(Recorded data)
—————

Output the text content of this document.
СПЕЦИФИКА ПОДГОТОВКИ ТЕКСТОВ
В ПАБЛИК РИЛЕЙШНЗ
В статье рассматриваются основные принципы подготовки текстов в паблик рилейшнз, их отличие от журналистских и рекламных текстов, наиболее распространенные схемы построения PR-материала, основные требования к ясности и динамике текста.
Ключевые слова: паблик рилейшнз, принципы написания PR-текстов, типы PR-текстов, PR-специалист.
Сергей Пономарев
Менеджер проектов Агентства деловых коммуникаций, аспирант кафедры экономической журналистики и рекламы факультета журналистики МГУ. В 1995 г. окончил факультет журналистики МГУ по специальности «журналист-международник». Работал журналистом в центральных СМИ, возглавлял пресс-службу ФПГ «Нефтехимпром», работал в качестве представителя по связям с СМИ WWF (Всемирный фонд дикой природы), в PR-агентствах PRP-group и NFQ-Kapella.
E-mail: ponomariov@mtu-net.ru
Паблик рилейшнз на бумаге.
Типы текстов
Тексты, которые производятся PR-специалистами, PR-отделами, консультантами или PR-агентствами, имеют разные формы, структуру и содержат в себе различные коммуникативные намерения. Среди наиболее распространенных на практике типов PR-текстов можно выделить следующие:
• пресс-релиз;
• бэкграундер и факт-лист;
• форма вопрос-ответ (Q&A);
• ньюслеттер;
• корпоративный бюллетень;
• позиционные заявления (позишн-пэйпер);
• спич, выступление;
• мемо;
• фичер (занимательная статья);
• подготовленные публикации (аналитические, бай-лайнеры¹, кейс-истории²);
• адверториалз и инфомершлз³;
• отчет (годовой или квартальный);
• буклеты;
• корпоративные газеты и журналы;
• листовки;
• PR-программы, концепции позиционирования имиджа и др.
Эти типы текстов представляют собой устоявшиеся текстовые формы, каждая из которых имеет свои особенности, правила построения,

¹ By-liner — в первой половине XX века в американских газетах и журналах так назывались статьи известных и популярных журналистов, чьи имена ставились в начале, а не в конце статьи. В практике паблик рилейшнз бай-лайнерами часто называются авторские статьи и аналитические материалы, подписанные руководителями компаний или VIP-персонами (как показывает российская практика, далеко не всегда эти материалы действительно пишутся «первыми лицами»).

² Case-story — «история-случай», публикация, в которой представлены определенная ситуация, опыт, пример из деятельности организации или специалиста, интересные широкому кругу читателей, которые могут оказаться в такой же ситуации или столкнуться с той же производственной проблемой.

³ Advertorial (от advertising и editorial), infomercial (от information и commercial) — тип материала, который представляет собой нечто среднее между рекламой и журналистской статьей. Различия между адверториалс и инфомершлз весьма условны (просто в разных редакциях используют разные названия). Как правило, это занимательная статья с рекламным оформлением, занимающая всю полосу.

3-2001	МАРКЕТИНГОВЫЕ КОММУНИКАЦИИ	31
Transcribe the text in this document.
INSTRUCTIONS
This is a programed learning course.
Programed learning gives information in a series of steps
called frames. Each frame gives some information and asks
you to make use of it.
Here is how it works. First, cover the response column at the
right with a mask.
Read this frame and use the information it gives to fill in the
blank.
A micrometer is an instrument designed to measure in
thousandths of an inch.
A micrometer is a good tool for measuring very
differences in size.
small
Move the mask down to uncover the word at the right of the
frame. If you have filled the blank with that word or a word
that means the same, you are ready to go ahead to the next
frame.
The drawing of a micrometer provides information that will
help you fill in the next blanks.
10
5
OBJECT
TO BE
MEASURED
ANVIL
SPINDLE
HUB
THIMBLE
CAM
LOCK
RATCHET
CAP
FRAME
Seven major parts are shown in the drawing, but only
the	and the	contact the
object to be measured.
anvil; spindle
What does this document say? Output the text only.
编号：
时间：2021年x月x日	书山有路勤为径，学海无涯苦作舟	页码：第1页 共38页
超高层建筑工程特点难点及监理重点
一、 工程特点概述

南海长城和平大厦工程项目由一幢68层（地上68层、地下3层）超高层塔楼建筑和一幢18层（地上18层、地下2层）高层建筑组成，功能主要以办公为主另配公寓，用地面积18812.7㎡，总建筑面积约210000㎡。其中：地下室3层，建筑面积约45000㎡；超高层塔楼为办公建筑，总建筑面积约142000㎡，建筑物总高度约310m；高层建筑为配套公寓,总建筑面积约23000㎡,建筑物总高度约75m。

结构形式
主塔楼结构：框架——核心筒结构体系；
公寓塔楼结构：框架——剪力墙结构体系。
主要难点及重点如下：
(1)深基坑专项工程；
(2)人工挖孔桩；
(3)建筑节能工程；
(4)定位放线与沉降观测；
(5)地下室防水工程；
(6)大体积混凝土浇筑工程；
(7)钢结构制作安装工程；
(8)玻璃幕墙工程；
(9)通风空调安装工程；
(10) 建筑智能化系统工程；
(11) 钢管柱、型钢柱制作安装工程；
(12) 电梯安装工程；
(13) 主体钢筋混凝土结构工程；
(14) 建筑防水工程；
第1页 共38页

—————

EXERCISE | Nothing in the data may differ; print all of it exactly as written.

FULL RESPONSE |
Output the text content of this document.
СПЕЦИФИКА ПОДГОТОВКИ ТЕКСТОВ
В ПАБЛИК РИЛЕЙШНЗ
В статье рассматриваются основные принципы подготовки текстов в паблик рилейшнз, их отличие от журналистских и рекламных текстов, наиболее распространенные схемы построения PR-материала, основные требования к ясности и динамике текста.
Ключевые слова: паблик рилейшнз, принципы написания PR-текстов, типы PR-текстов, PR-специалист.
Сергей Пономарев
Менеджер проектов Агентства деловых коммуникаций, аспирант кафедры экономической журналистики и рекламы факультета журналистики МГУ. В 1995 г. окончил факультет журналистики МГУ по специальности «журналист-международник». Работал журналистом в центральных СМИ, возглавлял пресс-службу ФПГ «Нефтехимпром», работал в качестве представителя по связям с СМИ WWF (Всемирный фонд дикой природы), в PR-агентствах PRP-group и NFQ-Kapella.
E-mail: ponomariov@mtu-net.ru
Паблик рилейшнз на бумаге.
Типы текстов
Тексты, которые производятся PR-специалистами, PR-отделами, консультантами или PR-агентствами, имеют разные формы, структуру и содержат в себе различные коммуникативные намерения. Среди наиболее распространенных на практике типов PR-текстов можно выделить следующие:
• пресс-релиз;
• бэкграундер и факт-лист;
• форма вопрос-ответ (Q&A);
• ньюслеттер;
• корпоративный бюллетень;
• позиционные заявления (позишн-пэйпер);
• спич, выступление;
• мемо;
• фичер (занимательная статья);
• подготовленные публикации (аналитические, бай-лайнеры¹, кейс-истории²);
• адверториалз и инфомершлз³;
• отчет (годовой или квартальный);
• буклеты;
• корпоративные газеты и журналы;
• листовки;
• PR-программы, концепции позиционирования имиджа и др.
Эти типы текстов представляют собой устоявшиеся текстовые формы, каждая из которых имеет свои особенности, правила построения,

¹ By-liner — в первой половине XX века в американских газетах и журналах так назывались статьи известных и популярных журналистов, чьи имена ставились в начале, а не в конце статьи. В практике паблик рилейшнз бай-лайнерами часто называются авторские статьи и аналитические материалы, подписанные руководителями компаний или VIP-персонами (как показывает российская практика, далеко не всегда эти материалы действительно пишутся «первыми лицами»).

² Case-story — «история-случай», публикация, в которой представлены определенная ситуация, опыт, пример из деятельности организации или специалиста, интересные широкому кругу читателей, которые могут оказаться в такой же ситуации или столкнуться с той же производственной проблемой.

³ Advertorial (от advertising и editorial), infomercial (от information и commercial) — тип материала, который представляет собой нечто среднее между рекламой и журналистской статьей. Различия между адверториалс и инфомершлз весьма условны (просто в разных редакциях используют разные названия). Как правило, это занимательная статья с рекламным оформлением, занимающая всю полосу.

3-2001	МАРКЕТИНГОВЫЕ КОММУНИКАЦИИ	31
Transcribe the text in this document.
INSTRUCTIONS
This is a programed learning course.
Programed learning gives information in a series of steps
called frames. Each frame gives some information and asks
you to make use of it.
Here is how it works. First, cover the response column at the
right with a mask.
Read this frame and use the information it gives to fill in the
blank.
A micrometer is an instrument designed to measure in
thousandths of an inch.
A micrometer is a good tool for measuring very
differences in size.
small
Move the mask down to uncover the word at the right of the
frame. If you have filled the blank with that word or a word
that means the same, you are ready to go ahead to the next
frame.
The drawing of a micrometer provides information that will
help you fill in the next blanks.
10
5
OBJECT
TO BE
MEASURED
ANVIL
SPINDLE
HUB
THIMBLE
CAM
LOCK
RATCHET
CAP
FRAME
Seven major parts are shown in the drawing, but only
the	and the	contact the
object to be measured.
anvil; spindle
What does this document say? Output the text only.
编号：
时间：2021年x月x日	书山有路勤为径，学海无涯苦作舟	页码：第1页 共38页
超高层建筑工程特点难点及监理重点
一、 工程特点概述

南海长城和平大厦工程项目由一幢68层（地上68层、地下3层）超高层塔楼建筑和一幢18层（地上18层、地下2层）高层建筑组成，功能主要以办公为主另配公寓，用地面积18812.7㎡，总建筑面积约210000㎡。其中：地下室3层，建筑面积约45000㎡；超高层塔楼为办公建筑，总建筑面积约142000㎡，建筑物总高度约310m；高层建筑为配套公寓,总建筑面积约23000㎡,建筑物总高度约75m。

结构形式
主塔楼结构：框架——核心筒结构体系；
公寓塔楼结构：框架——剪力墙结构体系。
主要难点及重点如下：
(1)深基坑专项工程；
(2)人工挖孔桩；
(3)建筑节能工程；
(4)定位放线与沉降观测；
(5)地下室防水工程；
(6)大体积混凝土浇筑工程；
(7)钢结构制作安装工程；
(8)玻璃幕墙工程；
(9)通风空调安装工程；
(10) 建筑智能化系统工程；
(11) 钢管柱、型钢柱制作安装工程；
(12) 电梯安装工程；
(13) 主体钢筋混凝土结构工程；
(14) 建筑防水工程；
第1页 共38页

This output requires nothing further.